Figure collection entries
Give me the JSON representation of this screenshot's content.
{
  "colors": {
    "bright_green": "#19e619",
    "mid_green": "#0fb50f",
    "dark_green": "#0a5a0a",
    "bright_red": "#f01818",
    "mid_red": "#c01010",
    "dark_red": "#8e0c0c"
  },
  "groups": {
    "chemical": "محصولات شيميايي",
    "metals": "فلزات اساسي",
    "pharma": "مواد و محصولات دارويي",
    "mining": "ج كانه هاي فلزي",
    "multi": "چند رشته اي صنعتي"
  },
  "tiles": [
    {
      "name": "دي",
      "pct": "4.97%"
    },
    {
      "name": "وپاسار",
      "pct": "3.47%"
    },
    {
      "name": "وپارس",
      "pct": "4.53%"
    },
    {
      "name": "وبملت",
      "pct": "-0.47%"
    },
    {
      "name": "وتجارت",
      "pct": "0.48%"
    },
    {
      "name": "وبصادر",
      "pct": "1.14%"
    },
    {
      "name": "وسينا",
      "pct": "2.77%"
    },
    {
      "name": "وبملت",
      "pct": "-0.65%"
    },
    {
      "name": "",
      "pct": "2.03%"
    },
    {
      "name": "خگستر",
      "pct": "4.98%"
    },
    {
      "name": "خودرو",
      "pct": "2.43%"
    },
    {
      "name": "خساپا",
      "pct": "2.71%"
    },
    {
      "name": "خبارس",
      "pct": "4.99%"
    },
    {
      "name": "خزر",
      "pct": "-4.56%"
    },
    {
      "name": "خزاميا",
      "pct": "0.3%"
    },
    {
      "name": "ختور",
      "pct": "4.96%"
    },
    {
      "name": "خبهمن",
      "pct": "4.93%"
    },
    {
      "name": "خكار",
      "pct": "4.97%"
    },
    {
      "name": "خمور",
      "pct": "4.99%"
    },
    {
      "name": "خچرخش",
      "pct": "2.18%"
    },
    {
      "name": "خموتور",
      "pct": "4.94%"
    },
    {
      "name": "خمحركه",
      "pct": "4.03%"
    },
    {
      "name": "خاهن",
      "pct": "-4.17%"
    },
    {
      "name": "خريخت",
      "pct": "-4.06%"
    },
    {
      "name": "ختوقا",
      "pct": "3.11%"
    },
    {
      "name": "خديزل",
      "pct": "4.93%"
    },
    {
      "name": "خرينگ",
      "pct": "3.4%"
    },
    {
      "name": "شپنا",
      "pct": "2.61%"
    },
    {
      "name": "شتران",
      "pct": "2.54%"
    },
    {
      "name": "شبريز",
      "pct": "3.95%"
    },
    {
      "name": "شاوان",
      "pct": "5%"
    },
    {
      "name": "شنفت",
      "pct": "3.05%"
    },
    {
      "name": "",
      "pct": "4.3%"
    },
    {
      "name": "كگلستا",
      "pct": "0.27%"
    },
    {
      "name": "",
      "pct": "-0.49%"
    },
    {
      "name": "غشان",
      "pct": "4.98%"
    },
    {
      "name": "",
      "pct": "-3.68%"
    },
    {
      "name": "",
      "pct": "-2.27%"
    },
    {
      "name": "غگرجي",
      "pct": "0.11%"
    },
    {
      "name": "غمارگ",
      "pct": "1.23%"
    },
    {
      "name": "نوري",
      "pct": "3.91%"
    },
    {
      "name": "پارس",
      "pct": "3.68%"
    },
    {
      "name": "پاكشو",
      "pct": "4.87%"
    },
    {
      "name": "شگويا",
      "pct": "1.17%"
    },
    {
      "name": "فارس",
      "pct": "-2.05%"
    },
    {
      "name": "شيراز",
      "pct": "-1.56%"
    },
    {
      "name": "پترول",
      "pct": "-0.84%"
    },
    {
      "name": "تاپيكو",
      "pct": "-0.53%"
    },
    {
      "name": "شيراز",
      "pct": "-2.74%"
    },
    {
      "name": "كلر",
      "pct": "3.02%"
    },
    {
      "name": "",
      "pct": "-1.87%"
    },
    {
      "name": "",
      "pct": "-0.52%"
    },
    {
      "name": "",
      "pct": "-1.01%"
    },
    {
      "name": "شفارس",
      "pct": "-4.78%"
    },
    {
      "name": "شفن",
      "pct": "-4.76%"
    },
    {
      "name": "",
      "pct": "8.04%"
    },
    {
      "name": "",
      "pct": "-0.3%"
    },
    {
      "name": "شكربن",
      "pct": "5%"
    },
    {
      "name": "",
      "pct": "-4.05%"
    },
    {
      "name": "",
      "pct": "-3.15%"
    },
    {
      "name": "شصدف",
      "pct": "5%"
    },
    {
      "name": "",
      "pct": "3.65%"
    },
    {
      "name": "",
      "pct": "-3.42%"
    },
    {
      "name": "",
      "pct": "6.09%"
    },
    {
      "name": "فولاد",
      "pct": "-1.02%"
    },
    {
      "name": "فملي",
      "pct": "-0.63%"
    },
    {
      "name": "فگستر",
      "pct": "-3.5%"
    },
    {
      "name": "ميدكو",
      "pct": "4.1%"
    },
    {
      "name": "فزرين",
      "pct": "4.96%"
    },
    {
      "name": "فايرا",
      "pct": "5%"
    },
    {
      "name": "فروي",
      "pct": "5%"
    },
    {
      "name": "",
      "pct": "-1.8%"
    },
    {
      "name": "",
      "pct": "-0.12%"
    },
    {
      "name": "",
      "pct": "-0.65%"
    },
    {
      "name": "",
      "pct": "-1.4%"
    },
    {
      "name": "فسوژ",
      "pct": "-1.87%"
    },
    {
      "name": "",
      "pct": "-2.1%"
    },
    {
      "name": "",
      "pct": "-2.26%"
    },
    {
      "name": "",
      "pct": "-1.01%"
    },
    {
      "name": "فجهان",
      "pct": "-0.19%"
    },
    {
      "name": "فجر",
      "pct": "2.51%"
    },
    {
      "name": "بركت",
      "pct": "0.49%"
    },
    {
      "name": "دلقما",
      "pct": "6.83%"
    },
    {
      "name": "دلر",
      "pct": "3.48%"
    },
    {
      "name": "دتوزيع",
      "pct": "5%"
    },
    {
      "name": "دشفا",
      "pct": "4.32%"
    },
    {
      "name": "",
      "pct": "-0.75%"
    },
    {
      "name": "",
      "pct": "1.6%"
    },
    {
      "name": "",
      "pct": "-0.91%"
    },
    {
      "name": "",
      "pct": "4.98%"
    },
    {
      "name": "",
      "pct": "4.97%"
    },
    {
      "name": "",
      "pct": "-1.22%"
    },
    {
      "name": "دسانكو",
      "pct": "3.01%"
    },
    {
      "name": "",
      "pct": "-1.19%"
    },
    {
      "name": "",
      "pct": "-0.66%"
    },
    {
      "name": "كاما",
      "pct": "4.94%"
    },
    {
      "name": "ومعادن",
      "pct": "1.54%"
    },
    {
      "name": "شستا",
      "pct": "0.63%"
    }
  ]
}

...

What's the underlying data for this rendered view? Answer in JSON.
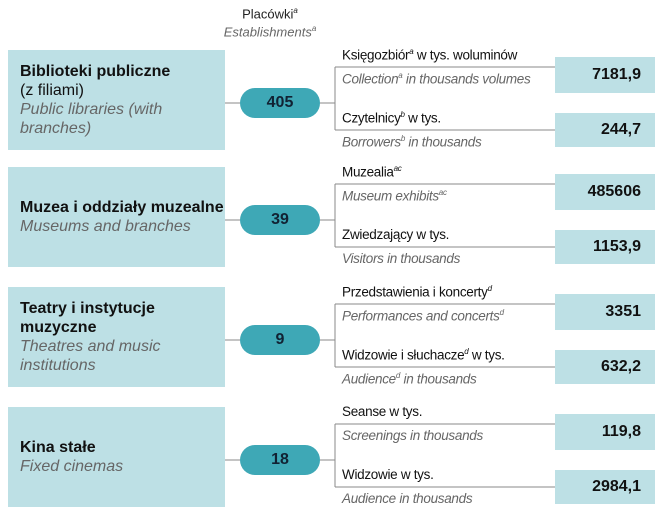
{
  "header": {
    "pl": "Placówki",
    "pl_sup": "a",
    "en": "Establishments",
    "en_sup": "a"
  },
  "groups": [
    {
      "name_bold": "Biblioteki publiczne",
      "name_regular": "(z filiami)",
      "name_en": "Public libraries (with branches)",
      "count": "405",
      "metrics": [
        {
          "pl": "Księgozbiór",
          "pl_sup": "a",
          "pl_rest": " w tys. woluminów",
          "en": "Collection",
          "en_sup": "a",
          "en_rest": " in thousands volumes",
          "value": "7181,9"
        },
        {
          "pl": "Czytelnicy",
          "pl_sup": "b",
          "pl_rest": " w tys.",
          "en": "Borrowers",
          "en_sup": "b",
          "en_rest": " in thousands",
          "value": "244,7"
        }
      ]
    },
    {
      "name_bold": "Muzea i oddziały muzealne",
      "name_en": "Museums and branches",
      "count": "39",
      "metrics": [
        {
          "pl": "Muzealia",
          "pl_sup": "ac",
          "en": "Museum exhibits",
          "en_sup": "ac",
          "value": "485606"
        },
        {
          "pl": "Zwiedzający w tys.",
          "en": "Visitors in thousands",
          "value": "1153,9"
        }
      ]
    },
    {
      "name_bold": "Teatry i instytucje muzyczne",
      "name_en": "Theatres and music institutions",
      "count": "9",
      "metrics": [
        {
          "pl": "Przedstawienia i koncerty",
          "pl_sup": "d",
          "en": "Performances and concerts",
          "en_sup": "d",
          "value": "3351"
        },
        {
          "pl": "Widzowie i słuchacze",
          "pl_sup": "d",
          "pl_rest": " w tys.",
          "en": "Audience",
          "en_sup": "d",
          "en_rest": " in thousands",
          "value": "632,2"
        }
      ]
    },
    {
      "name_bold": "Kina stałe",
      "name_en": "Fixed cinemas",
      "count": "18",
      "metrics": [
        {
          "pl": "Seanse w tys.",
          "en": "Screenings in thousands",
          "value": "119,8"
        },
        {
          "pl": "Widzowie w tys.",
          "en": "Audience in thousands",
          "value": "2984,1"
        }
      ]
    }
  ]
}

## [Aim]
Scan the lines for the string "thousands". Pick out every line that has it.

## [Response to the task]
          "en_rest": " in thousands volumes",
          "en_rest": " in thousands",
          "en": "Visitors in thousands",
          "en_rest": " in thousands",
          "en": "Screenings in thousands",
          "en": "Audience in thousands",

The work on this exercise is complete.